===== Source records
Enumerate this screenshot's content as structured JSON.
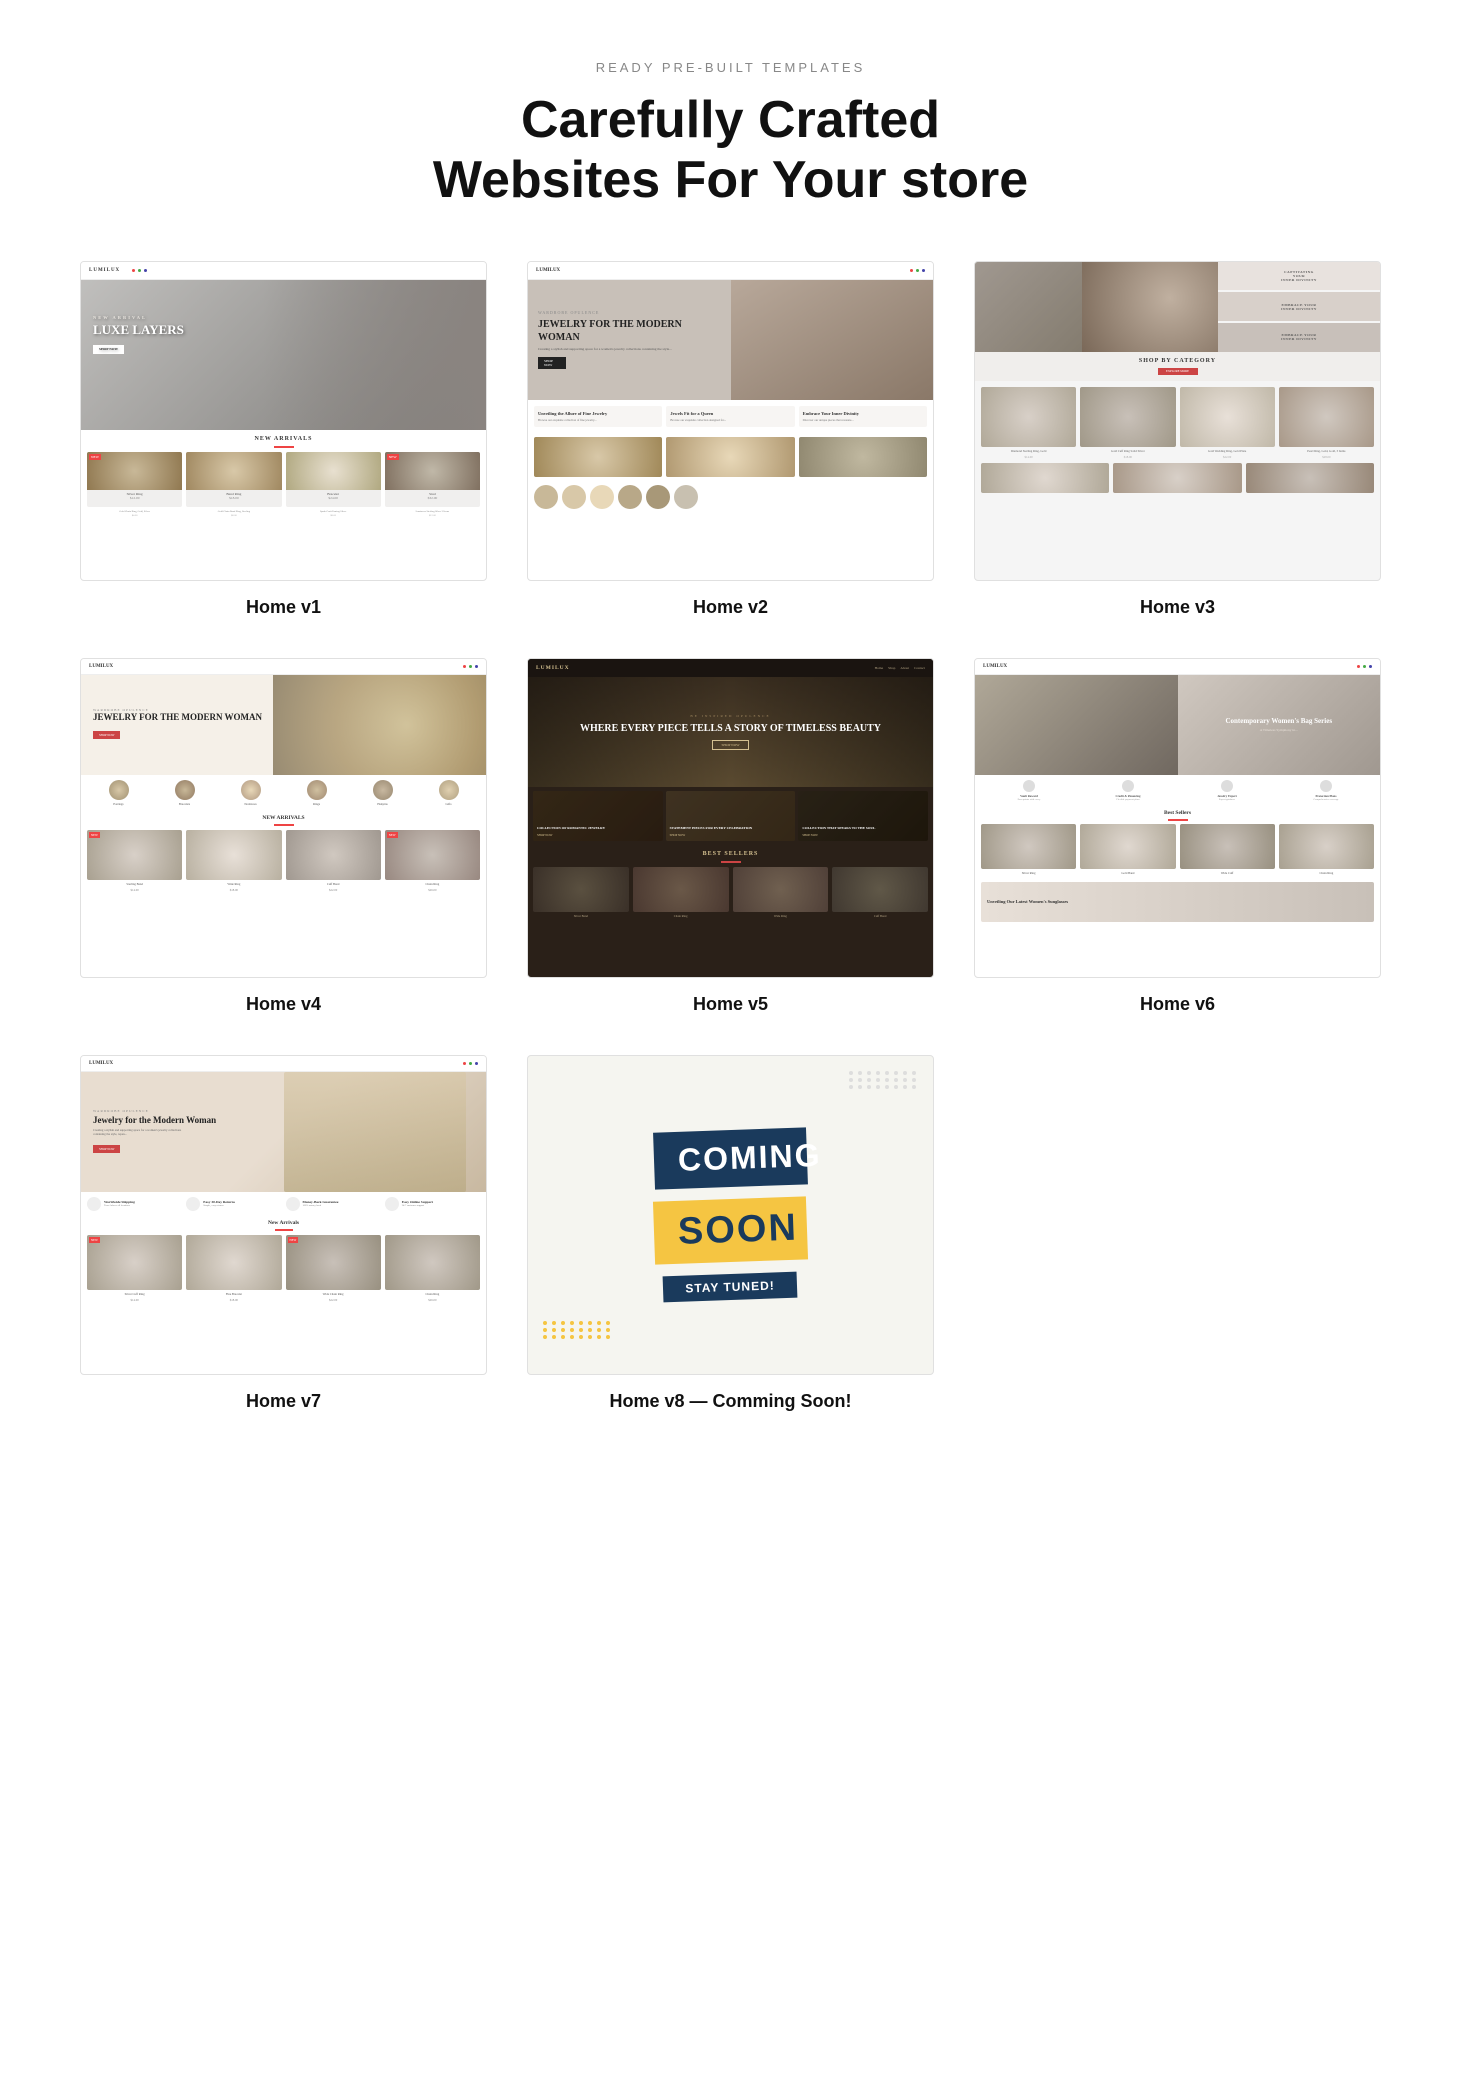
{
  "page": {
    "subtitle": "READY PRE-BUILT TEMPLATES",
    "title_line1": "Carefully Crafted",
    "title_line2": "Websites For Your store"
  },
  "templates": [
    {
      "id": "v1",
      "label": "Home v1",
      "brand": "LUMILUX",
      "hero_title": "LUXE LAYERS",
      "section": "NEW ARRIVALS",
      "products": [
        "Silver Ring",
        "Gold Band",
        "Pearl Bracelet",
        "Diamond Stud"
      ]
    },
    {
      "id": "v2",
      "label": "Home v2",
      "brand": "LUMILUX",
      "hero_eyebrow": "WARDROBE OPULENCE",
      "hero_title": "JEWELRY FOR THE MODERN WOMAN",
      "features": [
        "Unveiling the Allure of Fine Jewelry",
        "Jewels Fit for a Queen",
        "Embrace Your Inner Divinity"
      ]
    },
    {
      "id": "v3",
      "label": "Home v3",
      "section_title": "SHOP BY CATEGORY",
      "products": [
        "Sterling Ring",
        "Silver Band",
        "Gold Ring",
        "Pearl Ring"
      ]
    },
    {
      "id": "v4",
      "label": "Home v4",
      "brand": "LUMILUX",
      "hero_eyebrow": "WARDROBE OPULENCE",
      "hero_title": "JEWELRY FOR THE MODERN WOMAN",
      "hero_btn": "SHOP NOW",
      "categories": [
        "Earrings",
        "Bracelets",
        "Necklaces",
        "Rings",
        "Hairpins",
        "Gifts"
      ],
      "section": "NEW ARRIVALS"
    },
    {
      "id": "v5",
      "label": "Home v5",
      "brand": "LUMILUX",
      "hero_eyebrow": "BE INSPIRED OPULENCE",
      "hero_title": "WHERE EVERY PIECE TELLS A STORY OF TIMELESS BEAUTY",
      "hero_btn": "SHOP NOW",
      "collections": [
        "COLLECTION OF ROMANTIC JEWELRY",
        "STATEMENT PIECES FOR EVERY CELEBRATION",
        "COLLECTION THAT SPEAKS TO THE SOUL"
      ],
      "section": "BEST SELLERS"
    },
    {
      "id": "v6",
      "label": "Home v6",
      "brand": "LUMILUX",
      "hero_tag": "Contemporary Women's Bag Series",
      "features": [
        "Vault Reward",
        "Credit & Financing",
        "Jewelry Expert",
        "Protection Plans"
      ],
      "section": "Best Sellers",
      "promo": "Unveiling Our Latest Women's Sunglasses"
    },
    {
      "id": "v7",
      "label": "Home v7",
      "brand": "LUMILUX",
      "hero_eyebrow": "WARDROBE OPULENCE",
      "hero_title": "Jewelry for the Modern Woman",
      "hero_desc": "Creating a stylish and supporting space for a women's jewelry collections containing the style, repen...",
      "hero_btn": "SHOP NOW",
      "features": [
        "Worldwide Shipping",
        "Easy 30-Day Returns",
        "Money-Back Guarantee",
        "Easy Online Support"
      ],
      "section": "New Arrivals",
      "products": [
        "Silver Cuff Ring",
        "Fine Bracelet",
        "Wide Chain Ring",
        "Chain Ring"
      ]
    },
    {
      "id": "v8",
      "label": "Home v8 — Comming Soon!",
      "coming": "COMING",
      "soon": "SOON",
      "stay_tuned": "STAY TUNED!"
    }
  ]
}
==========
**Goal**
Repeat the records above exactly, leaving out any pictures they contain.

**Response for this exercise**
Enumerate this screenshot's content as structured JSON.
{
  "page": {
    "subtitle": "READY PRE-BUILT TEMPLATES",
    "title_line1": "Carefully Crafted",
    "title_line2": "Websites For Your store"
  },
  "templates": [
    {
      "id": "v1",
      "label": "Home v1",
      "brand": "LUMILUX",
      "hero_title": "LUXE LAYERS",
      "section": "NEW ARRIVALS",
      "products": [
        "Silver Ring",
        "Gold Band",
        "Pearl Bracelet",
        "Diamond Stud"
      ]
    },
    {
      "id": "v2",
      "label": "Home v2",
      "brand": "LUMILUX",
      "hero_eyebrow": "WARDROBE OPULENCE",
      "hero_title": "JEWELRY FOR THE MODERN WOMAN",
      "features": [
        "Unveiling the Allure of Fine Jewelry",
        "Jewels Fit for a Queen",
        "Embrace Your Inner Divinity"
      ]
    },
    {
      "id": "v3",
      "label": "Home v3",
      "section_title": "SHOP BY CATEGORY",
      "products": [
        "Sterling Ring",
        "Silver Band",
        "Gold Ring",
        "Pearl Ring"
      ]
    },
    {
      "id": "v4",
      "label": "Home v4",
      "brand": "LUMILUX",
      "hero_eyebrow": "WARDROBE OPULENCE",
      "hero_title": "JEWELRY FOR THE MODERN WOMAN",
      "hero_btn": "SHOP NOW",
      "categories": [
        "Earrings",
        "Bracelets",
        "Necklaces",
        "Rings",
        "Hairpins",
        "Gifts"
      ],
      "section": "NEW ARRIVALS"
    },
    {
      "id": "v5",
      "label": "Home v5",
      "brand": "LUMILUX",
      "hero_eyebrow": "BE INSPIRED OPULENCE",
      "hero_title": "WHERE EVERY PIECE TELLS A STORY OF TIMELESS BEAUTY",
      "hero_btn": "SHOP NOW",
      "collections": [
        "COLLECTION OF ROMANTIC JEWELRY",
        "STATEMENT PIECES FOR EVERY CELEBRATION",
        "COLLECTION THAT SPEAKS TO THE SOUL"
      ],
      "section": "BEST SELLERS"
    },
    {
      "id": "v6",
      "label": "Home v6",
      "brand": "LUMILUX",
      "hero_tag": "Contemporary Women's Bag Series",
      "features": [
        "Vault Reward",
        "Credit & Financing",
        "Jewelry Expert",
        "Protection Plans"
      ],
      "section": "Best Sellers",
      "promo": "Unveiling Our Latest Women's Sunglasses"
    },
    {
      "id": "v7",
      "label": "Home v7",
      "brand": "LUMILUX",
      "hero_eyebrow": "WARDROBE OPULENCE",
      "hero_title": "Jewelry for the Modern Woman",
      "hero_desc": "Creating a stylish and supporting space for a women's jewelry collections containing the style, repen...",
      "hero_btn": "SHOP NOW",
      "features": [
        "Worldwide Shipping",
        "Easy 30-Day Returns",
        "Money-Back Guarantee",
        "Easy Online Support"
      ],
      "section": "New Arrivals",
      "products": [
        "Silver Cuff Ring",
        "Fine Bracelet",
        "Wide Chain Ring",
        "Chain Ring"
      ]
    },
    {
      "id": "v8",
      "label": "Home v8 — Comming Soon!",
      "coming": "COMING",
      "soon": "SOON",
      "stay_tuned": "STAY TUNED!"
    }
  ]
}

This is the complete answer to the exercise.